Dataset records
━━━━━━━━━━

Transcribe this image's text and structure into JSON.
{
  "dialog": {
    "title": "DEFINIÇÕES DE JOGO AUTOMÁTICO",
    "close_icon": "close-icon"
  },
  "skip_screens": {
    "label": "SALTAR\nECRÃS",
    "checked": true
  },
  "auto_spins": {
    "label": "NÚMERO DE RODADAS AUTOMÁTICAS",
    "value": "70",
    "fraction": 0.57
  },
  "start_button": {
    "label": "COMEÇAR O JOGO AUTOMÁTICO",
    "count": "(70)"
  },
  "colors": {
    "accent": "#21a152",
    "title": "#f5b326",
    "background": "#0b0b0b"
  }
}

━━━━━━━━━━

# Task instructions
Copy each entry exactly, with nothing added or dropped.

# Reply to the exercise
Transcribe this image's text and structure into JSON.
{
  "dialog": {
    "title": "DEFINIÇÕES DE JOGO AUTOMÁTICO",
    "close_icon": "close-icon"
  },
  "skip_screens": {
    "label": "SALTAR\nECRÃS",
    "checked": true
  },
  "auto_spins": {
    "label": "NÚMERO DE RODADAS AUTOMÁTICAS",
    "value": "70",
    "fraction": 0.57
  },
  "start_button": {
    "label": "COMEÇAR O JOGO AUTOMÁTICO",
    "count": "(70)"
  },
  "colors": {
    "accent": "#21a152",
    "title": "#f5b326",
    "background": "#0b0b0b"
  }
}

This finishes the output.